Exercise task: Every line below is to be copied exactly, with the pictures left out.

Task data:
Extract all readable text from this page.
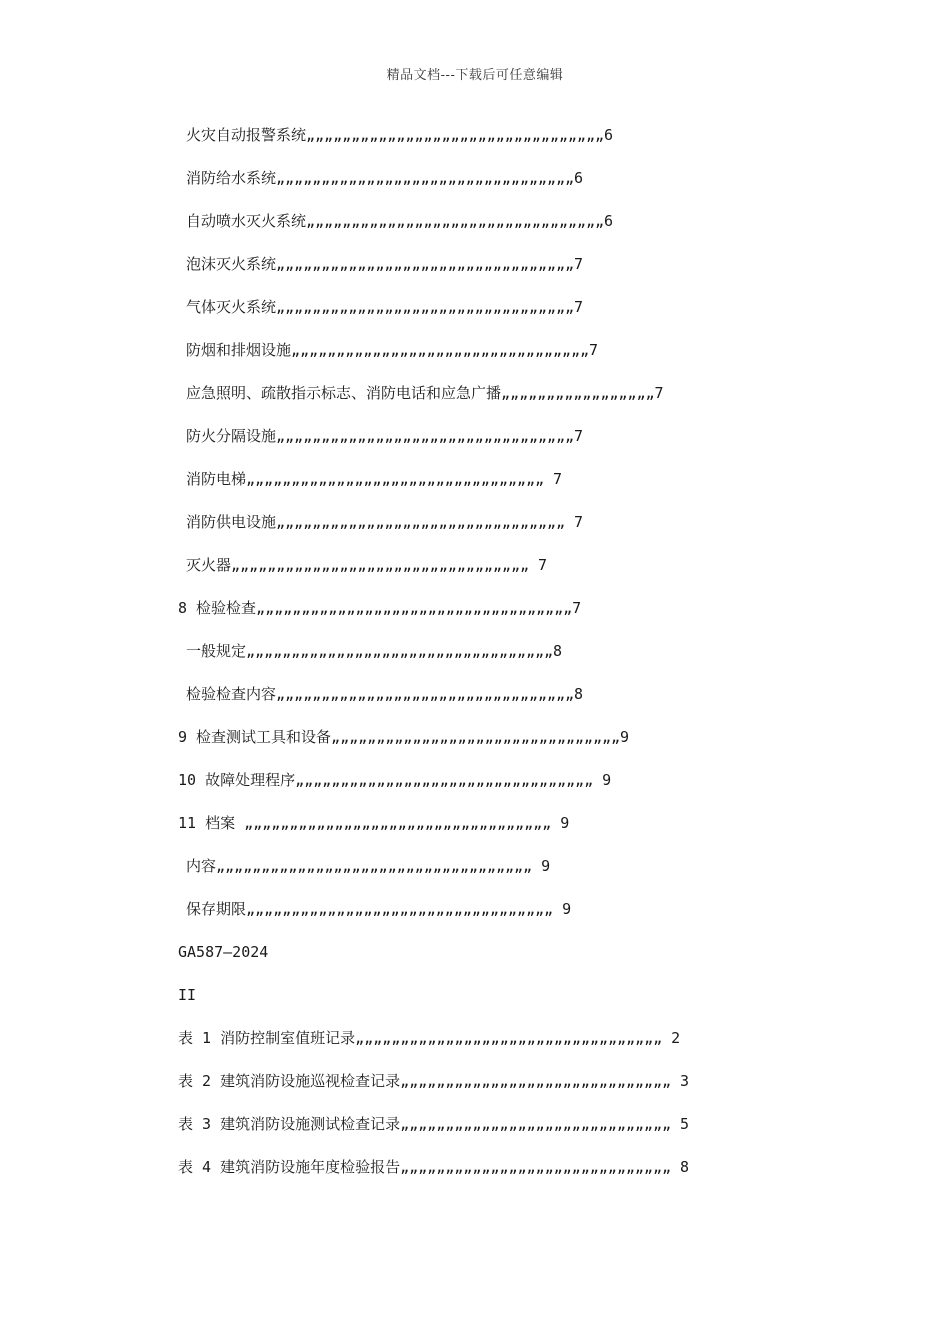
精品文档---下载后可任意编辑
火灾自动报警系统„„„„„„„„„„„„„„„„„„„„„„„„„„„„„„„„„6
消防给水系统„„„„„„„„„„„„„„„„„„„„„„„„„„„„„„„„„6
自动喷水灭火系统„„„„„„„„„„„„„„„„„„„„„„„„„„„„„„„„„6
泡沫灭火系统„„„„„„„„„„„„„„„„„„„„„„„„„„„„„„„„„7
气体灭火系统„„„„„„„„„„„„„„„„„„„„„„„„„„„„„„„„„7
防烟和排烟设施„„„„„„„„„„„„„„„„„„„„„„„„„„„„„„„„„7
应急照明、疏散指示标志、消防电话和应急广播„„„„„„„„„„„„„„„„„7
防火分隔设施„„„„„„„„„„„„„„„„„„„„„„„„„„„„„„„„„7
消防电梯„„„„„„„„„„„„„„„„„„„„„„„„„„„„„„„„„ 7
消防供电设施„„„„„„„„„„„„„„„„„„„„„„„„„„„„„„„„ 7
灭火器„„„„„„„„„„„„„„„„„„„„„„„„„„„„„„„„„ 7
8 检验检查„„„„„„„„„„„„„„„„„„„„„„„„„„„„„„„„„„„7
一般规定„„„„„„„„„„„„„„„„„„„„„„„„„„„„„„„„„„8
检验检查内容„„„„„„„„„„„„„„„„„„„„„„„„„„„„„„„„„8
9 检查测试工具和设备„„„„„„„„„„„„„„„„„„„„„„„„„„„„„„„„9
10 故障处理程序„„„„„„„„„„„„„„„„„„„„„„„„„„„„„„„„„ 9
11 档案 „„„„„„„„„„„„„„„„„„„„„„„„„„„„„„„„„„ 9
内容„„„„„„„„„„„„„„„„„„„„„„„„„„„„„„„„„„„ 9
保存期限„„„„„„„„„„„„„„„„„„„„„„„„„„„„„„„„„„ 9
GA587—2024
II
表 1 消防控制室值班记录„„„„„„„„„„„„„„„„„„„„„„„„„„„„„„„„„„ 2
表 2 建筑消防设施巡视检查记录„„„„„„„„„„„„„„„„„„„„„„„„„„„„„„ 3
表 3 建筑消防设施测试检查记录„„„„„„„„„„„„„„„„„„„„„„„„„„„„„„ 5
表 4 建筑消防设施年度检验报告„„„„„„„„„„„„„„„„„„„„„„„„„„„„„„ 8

Complete answer:
Extract all readable text from this page.
精品文档---下载后可任意编辑
火灾自动报警系统„„„„„„„„„„„„„„„„„„„„„„„„„„„„„„„„„6
消防给水系统„„„„„„„„„„„„„„„„„„„„„„„„„„„„„„„„„6
自动喷水灭火系统„„„„„„„„„„„„„„„„„„„„„„„„„„„„„„„„„6
泡沫灭火系统„„„„„„„„„„„„„„„„„„„„„„„„„„„„„„„„„7
气体灭火系统„„„„„„„„„„„„„„„„„„„„„„„„„„„„„„„„„7
防烟和排烟设施„„„„„„„„„„„„„„„„„„„„„„„„„„„„„„„„„7
应急照明、疏散指示标志、消防电话和应急广播„„„„„„„„„„„„„„„„„7
防火分隔设施„„„„„„„„„„„„„„„„„„„„„„„„„„„„„„„„„7
消防电梯„„„„„„„„„„„„„„„„„„„„„„„„„„„„„„„„„ 7
消防供电设施„„„„„„„„„„„„„„„„„„„„„„„„„„„„„„„„ 7
灭火器„„„„„„„„„„„„„„„„„„„„„„„„„„„„„„„„„ 7
8 检验检查„„„„„„„„„„„„„„„„„„„„„„„„„„„„„„„„„„„7
一般规定„„„„„„„„„„„„„„„„„„„„„„„„„„„„„„„„„„8
检验检查内容„„„„„„„„„„„„„„„„„„„„„„„„„„„„„„„„„8
9 检查测试工具和设备„„„„„„„„„„„„„„„„„„„„„„„„„„„„„„„„9
10 故障处理程序„„„„„„„„„„„„„„„„„„„„„„„„„„„„„„„„„ 9
11 档案 „„„„„„„„„„„„„„„„„„„„„„„„„„„„„„„„„„ 9
内容„„„„„„„„„„„„„„„„„„„„„„„„„„„„„„„„„„„ 9
保存期限„„„„„„„„„„„„„„„„„„„„„„„„„„„„„„„„„„ 9
GA587—2024
II
表 1 消防控制室值班记录„„„„„„„„„„„„„„„„„„„„„„„„„„„„„„„„„„ 2
表 2 建筑消防设施巡视检查记录„„„„„„„„„„„„„„„„„„„„„„„„„„„„„„ 3
表 3 建筑消防设施测试检查记录„„„„„„„„„„„„„„„„„„„„„„„„„„„„„„ 5
表 4 建筑消防设施年度检验报告„„„„„„„„„„„„„„„„„„„„„„„„„„„„„„ 8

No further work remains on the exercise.